DA FARE:
a – Indica se le affermazioni (i), (ii) e (iii) concordano con il brano sull'arresto di Previti, rispondendo sì o no e citando le parole decisive del brano. (i) Il presidente del tribunale si chiama Lavau. (ii) Dopo l'intervento del presidente, i sanculotti avanzano. (iii) Chi parla dice che oggi ci sono ancora le picche.
b – Riprendi il brano sull'arresto di Previti dal punto in cui si ferma e portalo avanti.

BRANO ESTRATTO:
▼
Ma il presidente del tribunale, tale Lavau, blocca la torma e
intima di "rispettare la legge e l'accusato che è sotto la sua
spada". I sanculotti si fermano, restano in silenzio e poi
indietreggiano, avendo compreso, come scrive il cronista del
tempo Lenotre, che "l'opera che essi compiono là in basso, le
maniche rivoltate e la picca tra le mani, questi borghesi,
mantello e cappello a piuma, la perfezionano sui loro
seggi".
Signor Presidente, e concludo, oggi, certo, non ci sono le
picche, ma i fax. Dobbiamo seguire gli stessi parametri
di decisione dei giacobini? Ho ascoltato appelli alla dignità
della politica: la politica perderebbe dignità se non
autorizzasse l'arresto dell'onorevole Previti. Ma faremmo un
cattivo favore alla nostra personale dignità, prima ancora che
alla dignità di parlamentari, se ci preoccupassimo
esclusivamente dell'umore della folla.
▲
LE VOCI:
▼
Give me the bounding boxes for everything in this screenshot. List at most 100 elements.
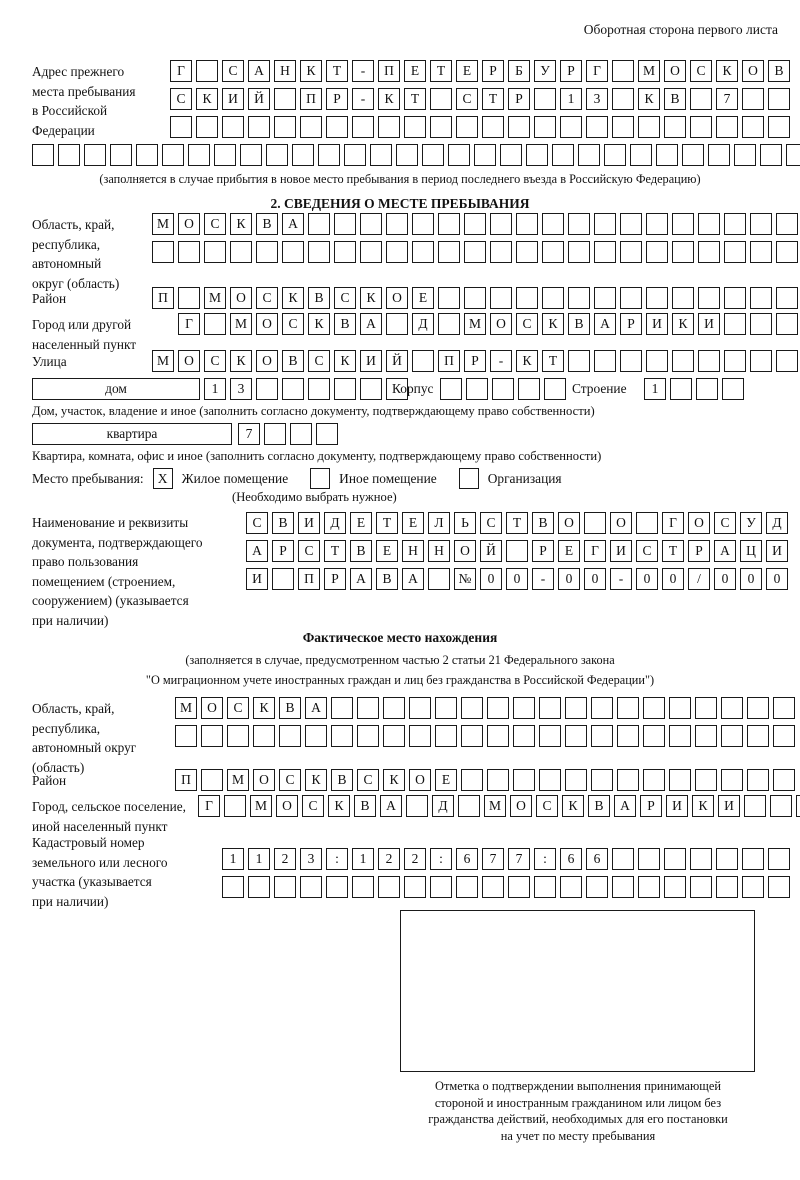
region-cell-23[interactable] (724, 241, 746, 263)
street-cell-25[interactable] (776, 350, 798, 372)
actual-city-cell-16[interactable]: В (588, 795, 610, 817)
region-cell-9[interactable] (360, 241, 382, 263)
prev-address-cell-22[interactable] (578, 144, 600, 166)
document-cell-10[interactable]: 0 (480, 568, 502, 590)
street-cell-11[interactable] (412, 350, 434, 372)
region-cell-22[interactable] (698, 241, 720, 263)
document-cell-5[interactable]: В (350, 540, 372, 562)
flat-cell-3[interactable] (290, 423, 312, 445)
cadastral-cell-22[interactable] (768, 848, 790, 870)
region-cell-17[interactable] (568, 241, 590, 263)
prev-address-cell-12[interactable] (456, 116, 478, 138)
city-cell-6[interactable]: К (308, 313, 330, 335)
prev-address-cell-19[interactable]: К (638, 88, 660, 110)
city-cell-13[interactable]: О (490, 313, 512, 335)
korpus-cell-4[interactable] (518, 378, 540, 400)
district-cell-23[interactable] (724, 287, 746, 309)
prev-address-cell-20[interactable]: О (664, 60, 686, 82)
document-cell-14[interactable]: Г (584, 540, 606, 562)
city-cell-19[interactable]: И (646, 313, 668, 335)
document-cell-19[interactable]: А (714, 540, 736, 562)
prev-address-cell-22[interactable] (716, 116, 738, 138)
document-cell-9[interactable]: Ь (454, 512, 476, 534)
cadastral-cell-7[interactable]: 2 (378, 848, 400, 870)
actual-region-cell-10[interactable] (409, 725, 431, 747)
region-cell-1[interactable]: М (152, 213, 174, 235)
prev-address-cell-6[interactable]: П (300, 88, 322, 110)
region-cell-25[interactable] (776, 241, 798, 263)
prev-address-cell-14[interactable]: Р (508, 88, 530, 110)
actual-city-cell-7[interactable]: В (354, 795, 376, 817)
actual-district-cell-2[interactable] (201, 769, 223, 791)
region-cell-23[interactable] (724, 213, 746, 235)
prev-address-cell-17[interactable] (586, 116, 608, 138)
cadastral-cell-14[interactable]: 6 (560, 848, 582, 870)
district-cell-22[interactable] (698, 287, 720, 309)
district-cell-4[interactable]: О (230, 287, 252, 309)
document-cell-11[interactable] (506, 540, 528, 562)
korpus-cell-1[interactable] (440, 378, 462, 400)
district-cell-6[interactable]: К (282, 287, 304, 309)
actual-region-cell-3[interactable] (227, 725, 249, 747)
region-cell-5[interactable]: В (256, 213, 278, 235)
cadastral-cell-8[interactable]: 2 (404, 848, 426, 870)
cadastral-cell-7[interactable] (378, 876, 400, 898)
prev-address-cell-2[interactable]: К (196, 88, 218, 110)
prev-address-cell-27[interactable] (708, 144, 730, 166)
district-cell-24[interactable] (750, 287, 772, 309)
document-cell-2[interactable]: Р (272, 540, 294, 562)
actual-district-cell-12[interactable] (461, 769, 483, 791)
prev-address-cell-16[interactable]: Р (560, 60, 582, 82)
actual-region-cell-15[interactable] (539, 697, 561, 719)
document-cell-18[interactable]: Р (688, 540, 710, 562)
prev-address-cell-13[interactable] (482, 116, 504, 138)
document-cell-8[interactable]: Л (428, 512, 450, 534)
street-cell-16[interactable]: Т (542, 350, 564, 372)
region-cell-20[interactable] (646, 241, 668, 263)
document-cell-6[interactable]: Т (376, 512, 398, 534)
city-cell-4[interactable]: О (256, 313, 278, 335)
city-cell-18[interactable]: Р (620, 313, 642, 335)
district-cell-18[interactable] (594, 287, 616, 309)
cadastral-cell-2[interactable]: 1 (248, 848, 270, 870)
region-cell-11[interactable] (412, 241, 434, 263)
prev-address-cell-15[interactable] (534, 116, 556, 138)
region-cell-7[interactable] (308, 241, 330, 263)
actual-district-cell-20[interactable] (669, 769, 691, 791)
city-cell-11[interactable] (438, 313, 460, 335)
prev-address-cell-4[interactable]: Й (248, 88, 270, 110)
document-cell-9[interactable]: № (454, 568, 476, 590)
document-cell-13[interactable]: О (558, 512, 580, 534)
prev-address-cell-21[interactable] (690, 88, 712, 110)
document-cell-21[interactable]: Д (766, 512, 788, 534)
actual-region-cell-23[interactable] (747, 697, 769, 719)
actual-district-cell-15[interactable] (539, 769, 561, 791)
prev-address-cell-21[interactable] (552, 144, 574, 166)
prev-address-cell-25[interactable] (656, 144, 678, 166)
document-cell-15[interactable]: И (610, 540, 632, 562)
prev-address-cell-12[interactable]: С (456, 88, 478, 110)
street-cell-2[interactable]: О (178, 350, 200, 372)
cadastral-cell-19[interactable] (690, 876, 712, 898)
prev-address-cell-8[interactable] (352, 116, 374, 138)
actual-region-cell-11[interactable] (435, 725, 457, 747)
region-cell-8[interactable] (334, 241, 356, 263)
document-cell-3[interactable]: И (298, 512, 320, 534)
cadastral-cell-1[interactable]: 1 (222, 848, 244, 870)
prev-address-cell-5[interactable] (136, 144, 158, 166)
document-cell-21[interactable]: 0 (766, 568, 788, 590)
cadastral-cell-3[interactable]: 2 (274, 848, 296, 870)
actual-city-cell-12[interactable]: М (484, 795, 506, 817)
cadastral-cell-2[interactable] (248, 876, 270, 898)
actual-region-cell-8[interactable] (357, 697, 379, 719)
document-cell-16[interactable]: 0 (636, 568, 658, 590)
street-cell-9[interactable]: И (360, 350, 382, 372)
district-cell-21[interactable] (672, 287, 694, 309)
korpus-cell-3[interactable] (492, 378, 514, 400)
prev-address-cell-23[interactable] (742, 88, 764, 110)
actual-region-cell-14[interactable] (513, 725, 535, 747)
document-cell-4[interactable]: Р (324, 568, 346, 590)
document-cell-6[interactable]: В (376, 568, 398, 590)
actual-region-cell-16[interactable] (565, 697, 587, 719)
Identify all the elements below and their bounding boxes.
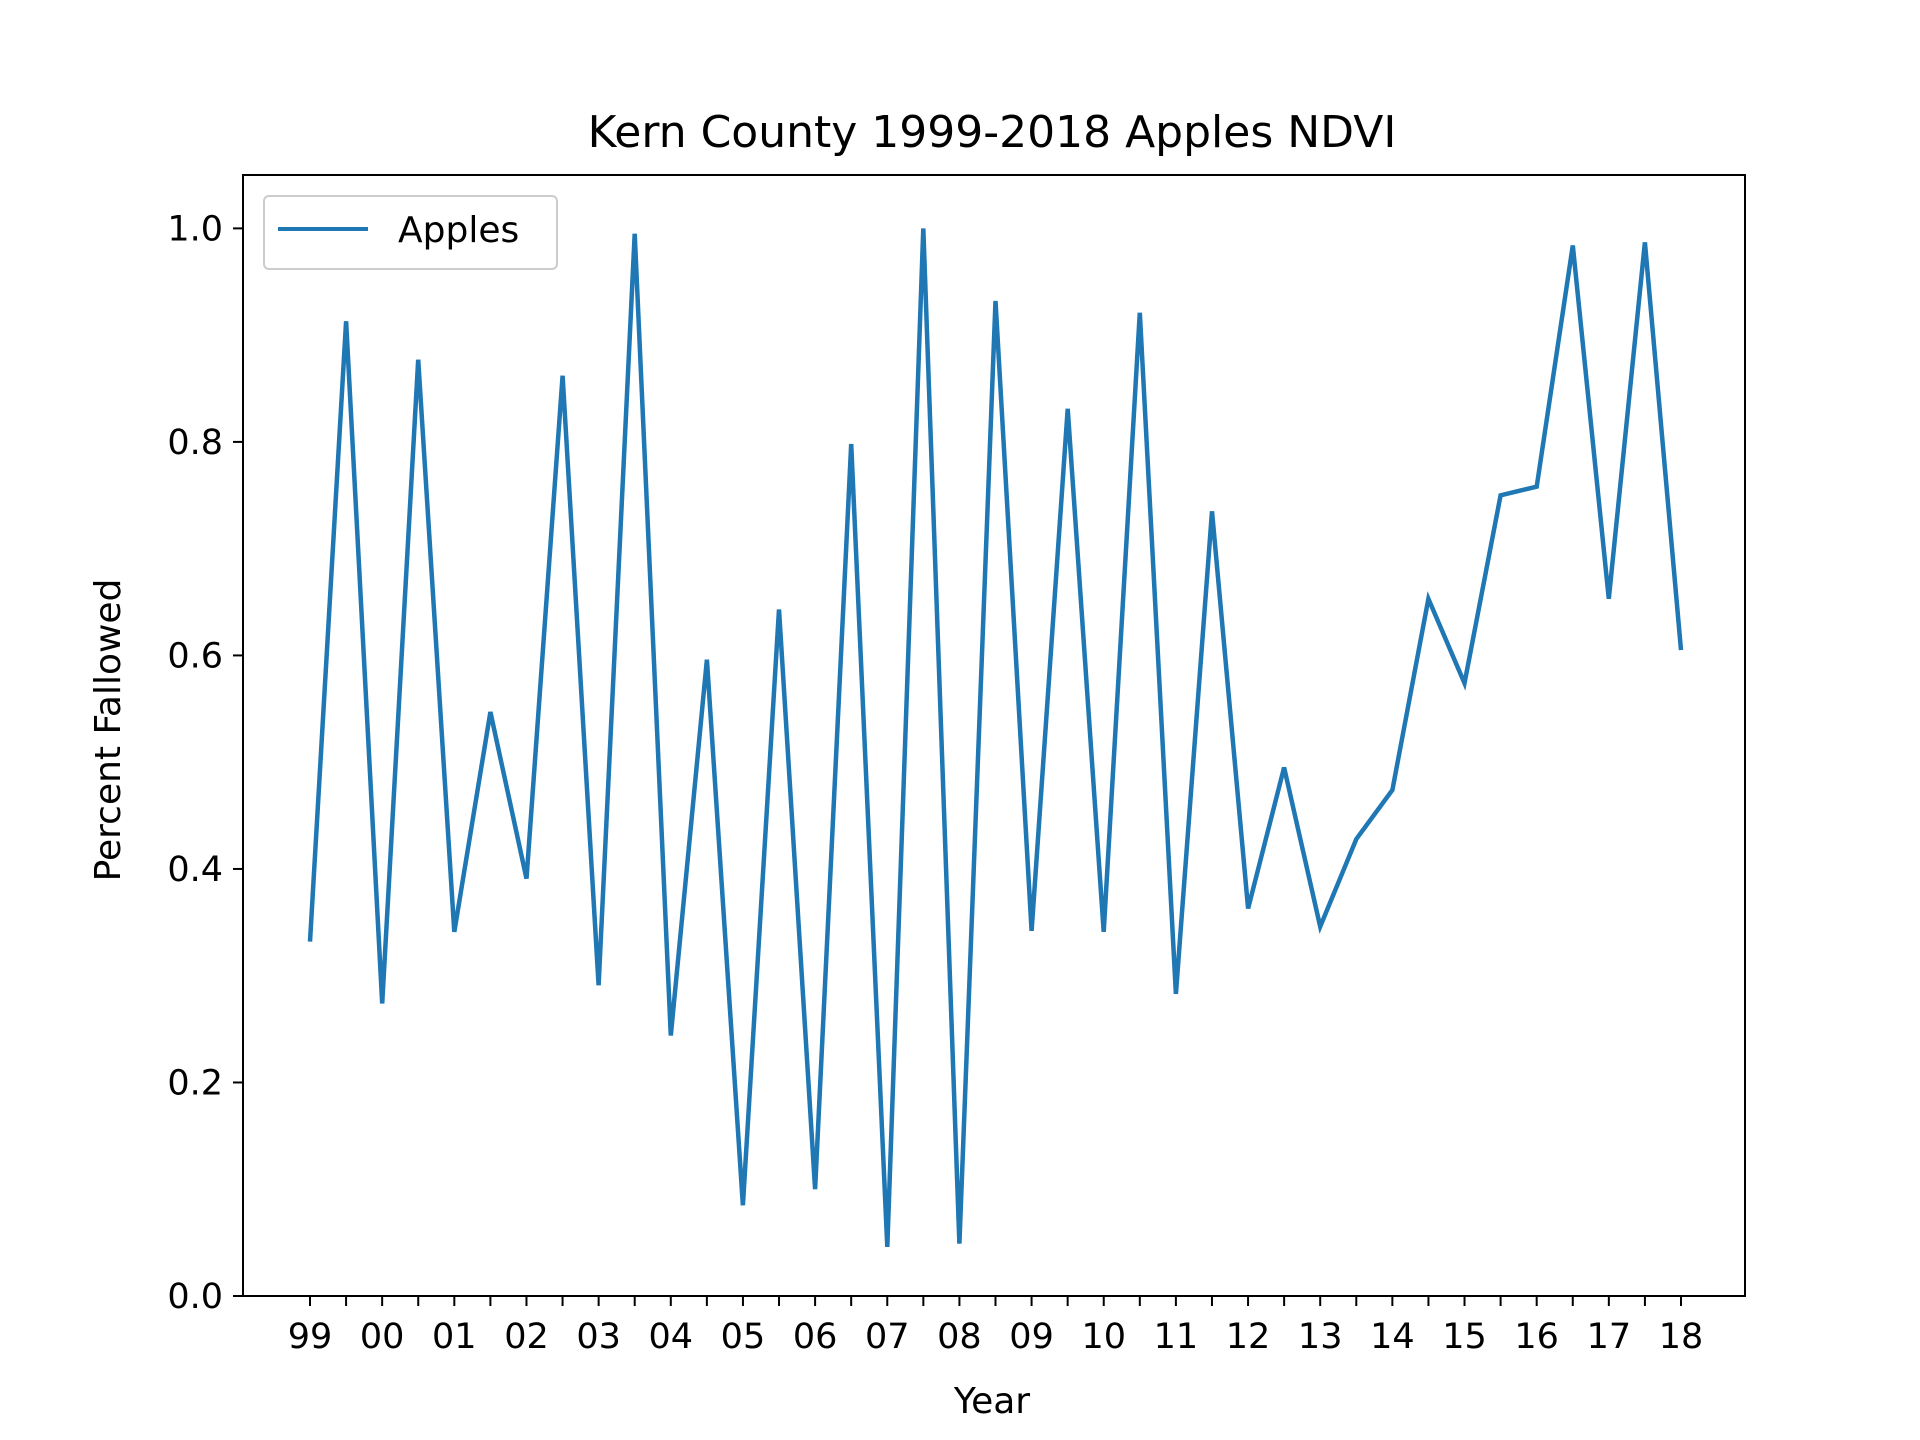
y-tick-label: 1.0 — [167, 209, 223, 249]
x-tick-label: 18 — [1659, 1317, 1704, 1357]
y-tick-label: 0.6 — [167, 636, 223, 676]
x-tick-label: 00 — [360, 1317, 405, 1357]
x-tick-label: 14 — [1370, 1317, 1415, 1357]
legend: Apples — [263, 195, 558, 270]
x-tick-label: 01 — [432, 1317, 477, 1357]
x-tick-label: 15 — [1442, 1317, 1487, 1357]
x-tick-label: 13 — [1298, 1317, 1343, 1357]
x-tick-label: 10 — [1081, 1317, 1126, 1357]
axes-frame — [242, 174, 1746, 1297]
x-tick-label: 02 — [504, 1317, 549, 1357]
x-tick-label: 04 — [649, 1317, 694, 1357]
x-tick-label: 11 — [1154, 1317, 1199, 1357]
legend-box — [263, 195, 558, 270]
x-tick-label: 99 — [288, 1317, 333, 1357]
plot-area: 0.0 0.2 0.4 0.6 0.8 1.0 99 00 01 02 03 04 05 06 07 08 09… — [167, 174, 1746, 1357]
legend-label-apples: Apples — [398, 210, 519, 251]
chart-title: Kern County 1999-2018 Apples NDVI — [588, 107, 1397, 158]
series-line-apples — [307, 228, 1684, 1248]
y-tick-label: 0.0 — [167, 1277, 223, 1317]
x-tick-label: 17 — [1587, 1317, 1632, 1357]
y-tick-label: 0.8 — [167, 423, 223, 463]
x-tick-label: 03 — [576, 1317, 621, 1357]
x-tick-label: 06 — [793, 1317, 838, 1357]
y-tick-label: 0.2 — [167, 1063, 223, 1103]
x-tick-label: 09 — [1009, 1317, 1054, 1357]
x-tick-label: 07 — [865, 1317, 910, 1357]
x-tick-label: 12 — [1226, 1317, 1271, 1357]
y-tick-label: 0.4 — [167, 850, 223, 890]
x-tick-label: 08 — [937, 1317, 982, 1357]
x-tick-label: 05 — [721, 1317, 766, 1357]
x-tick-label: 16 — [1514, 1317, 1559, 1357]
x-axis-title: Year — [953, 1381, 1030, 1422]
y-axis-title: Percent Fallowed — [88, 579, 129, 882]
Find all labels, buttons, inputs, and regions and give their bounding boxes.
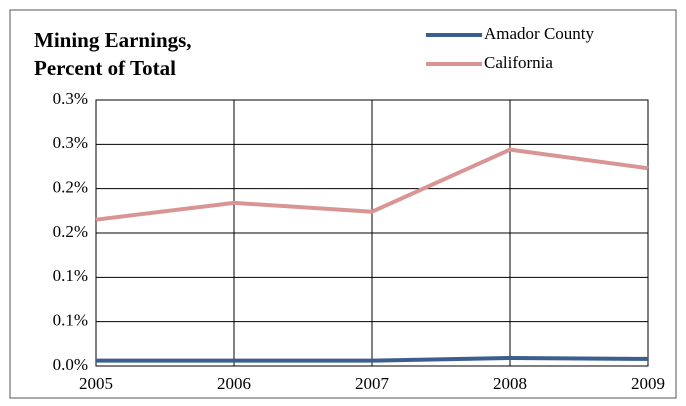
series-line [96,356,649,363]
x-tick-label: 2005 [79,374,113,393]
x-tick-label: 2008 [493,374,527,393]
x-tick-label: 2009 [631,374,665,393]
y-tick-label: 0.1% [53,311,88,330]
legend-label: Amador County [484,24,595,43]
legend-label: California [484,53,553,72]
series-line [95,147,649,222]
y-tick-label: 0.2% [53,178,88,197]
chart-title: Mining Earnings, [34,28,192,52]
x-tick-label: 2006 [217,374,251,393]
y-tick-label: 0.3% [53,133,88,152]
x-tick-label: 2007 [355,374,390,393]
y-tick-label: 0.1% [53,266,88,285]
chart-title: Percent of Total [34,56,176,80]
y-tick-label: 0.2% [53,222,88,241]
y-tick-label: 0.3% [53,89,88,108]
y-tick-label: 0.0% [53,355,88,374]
▲
RISPOSTE:
a –
(i) Sì: "il presidente del tribunale, tale Lavau".
(ii) No: "restano in silenzio e poi indietreggiano".
(iii) No: "oggi, certo, non ci sono le picche, ma i fax".

b –
La folla applaude il re, ma dopo qualche anno applaude il
boia che mostra la testa del re. La folla osanna Robespierre,
ma dopo qualche mese approva i suoi carnefici. Vogliamo far
dipendere la libertà di una persona - chiunque sia quella
persona - dall'umore della folla? Mi auguro che in quest'aula
non ci sia nessuno che immagini oggi che la giustizia debba
indossare il berretto frigio. Anche se devo dire che qualcuno
- non molti - degli interventi ascoltati mi fa venire il
dubbio che il berretto frigio taluno non se lo tolga neppure
per andare a dormire.
Mi auguro che per tutti il solo tribunale sia quello della
propria coscienza; il riscatto autentico della politica ci
sarà se sulle suggestioni giacobine prevarrà la nostra
coscienza di uomini liberi (Applausi dei deputati del
gruppo di alleanza nazionale).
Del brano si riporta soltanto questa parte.